- **Instruction**: Copy every entry word for word. Skip the pictures.
-- Start of Input --
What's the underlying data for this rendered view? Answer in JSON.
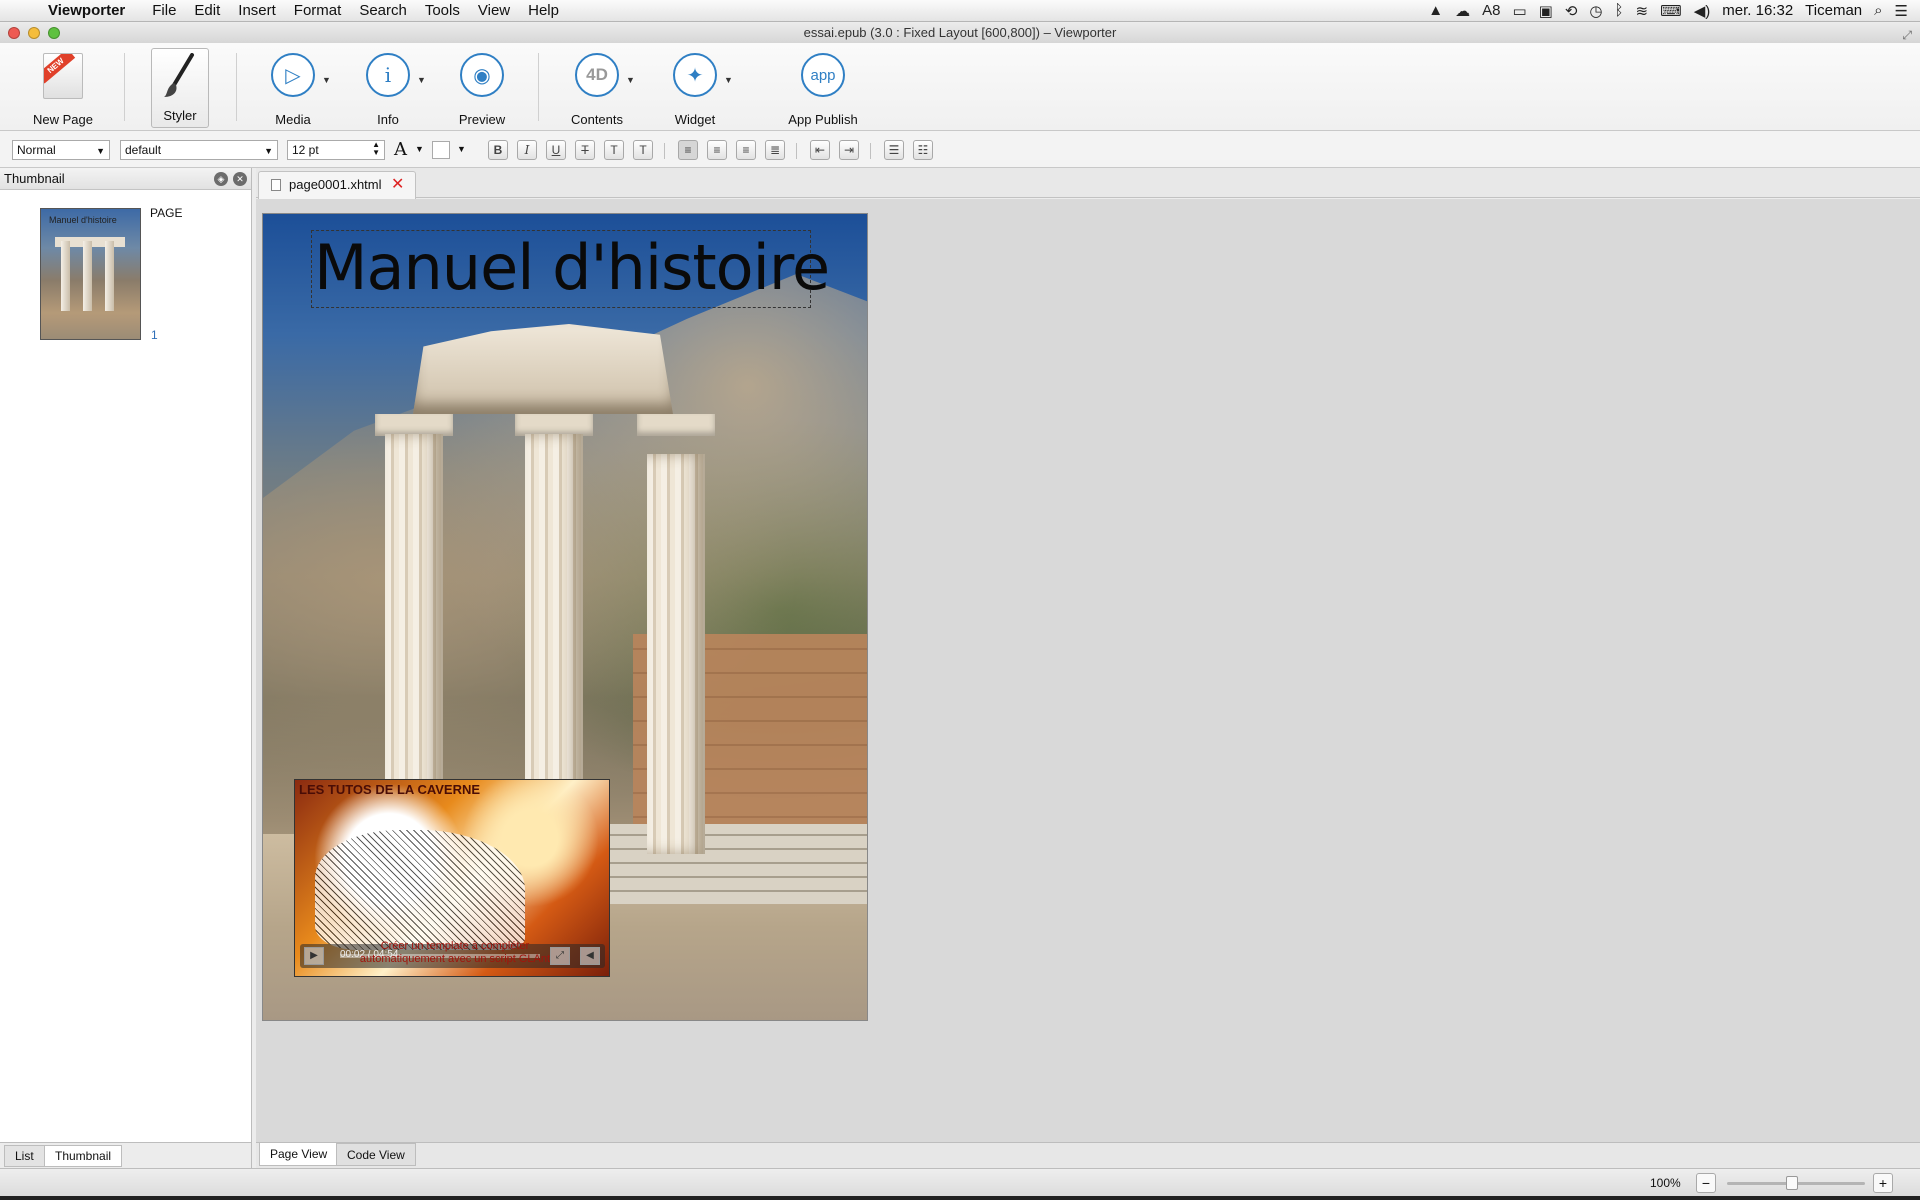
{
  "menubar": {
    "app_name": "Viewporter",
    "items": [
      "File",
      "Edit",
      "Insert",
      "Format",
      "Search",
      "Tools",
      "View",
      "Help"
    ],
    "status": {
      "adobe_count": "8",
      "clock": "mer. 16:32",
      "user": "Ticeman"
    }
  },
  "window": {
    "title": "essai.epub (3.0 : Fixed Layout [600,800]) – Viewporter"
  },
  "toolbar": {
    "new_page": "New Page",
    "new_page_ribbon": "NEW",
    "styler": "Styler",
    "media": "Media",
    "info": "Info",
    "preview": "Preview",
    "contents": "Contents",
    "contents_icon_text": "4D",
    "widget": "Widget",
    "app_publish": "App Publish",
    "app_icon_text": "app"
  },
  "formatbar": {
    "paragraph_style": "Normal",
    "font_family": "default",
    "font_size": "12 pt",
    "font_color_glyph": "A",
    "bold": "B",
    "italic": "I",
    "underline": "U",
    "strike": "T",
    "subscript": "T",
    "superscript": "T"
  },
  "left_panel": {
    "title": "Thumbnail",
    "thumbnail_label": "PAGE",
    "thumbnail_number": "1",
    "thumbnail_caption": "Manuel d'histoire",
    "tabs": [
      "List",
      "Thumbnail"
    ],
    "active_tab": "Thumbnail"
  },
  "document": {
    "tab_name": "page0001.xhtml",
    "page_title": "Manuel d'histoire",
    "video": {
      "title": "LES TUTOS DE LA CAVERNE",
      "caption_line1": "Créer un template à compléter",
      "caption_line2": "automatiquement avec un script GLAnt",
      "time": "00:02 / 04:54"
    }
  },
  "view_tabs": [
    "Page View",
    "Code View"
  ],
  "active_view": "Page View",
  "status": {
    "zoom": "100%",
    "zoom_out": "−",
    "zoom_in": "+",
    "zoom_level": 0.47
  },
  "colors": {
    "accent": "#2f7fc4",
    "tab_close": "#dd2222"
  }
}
-- End of Input --
- **Answer to the task**:
What's the underlying data for this rendered view? Answer in JSON.
{
  "menubar": {
    "app_name": "Viewporter",
    "items": [
      "File",
      "Edit",
      "Insert",
      "Format",
      "Search",
      "Tools",
      "View",
      "Help"
    ],
    "status": {
      "adobe_count": "8",
      "clock": "mer. 16:32",
      "user": "Ticeman"
    }
  },
  "window": {
    "title": "essai.epub (3.0 : Fixed Layout [600,800]) – Viewporter"
  },
  "toolbar": {
    "new_page": "New Page",
    "new_page_ribbon": "NEW",
    "styler": "Styler",
    "media": "Media",
    "info": "Info",
    "preview": "Preview",
    "contents": "Contents",
    "contents_icon_text": "4D",
    "widget": "Widget",
    "app_publish": "App Publish",
    "app_icon_text": "app"
  },
  "formatbar": {
    "paragraph_style": "Normal",
    "font_family": "default",
    "font_size": "12 pt",
    "font_color_glyph": "A",
    "bold": "B",
    "italic": "I",
    "underline": "U",
    "strike": "T",
    "subscript": "T",
    "superscript": "T"
  },
  "left_panel": {
    "title": "Thumbnail",
    "thumbnail_label": "PAGE",
    "thumbnail_number": "1",
    "thumbnail_caption": "Manuel d'histoire",
    "tabs": [
      "List",
      "Thumbnail"
    ],
    "active_tab": "Thumbnail"
  },
  "document": {
    "tab_name": "page0001.xhtml",
    "page_title": "Manuel d'histoire",
    "video": {
      "title": "LES TUTOS DE LA CAVERNE",
      "caption_line1": "Créer un template à compléter",
      "caption_line2": "automatiquement avec un script GLAnt",
      "time": "00:02 / 04:54"
    }
  },
  "view_tabs": [
    "Page View",
    "Code View"
  ],
  "active_view": "Page View",
  "status": {
    "zoom": "100%",
    "zoom_out": "−",
    "zoom_in": "+",
    "zoom_level": 0.47
  },
  "colors": {
    "accent": "#2f7fc4",
    "tab_close": "#dd2222"
  }
}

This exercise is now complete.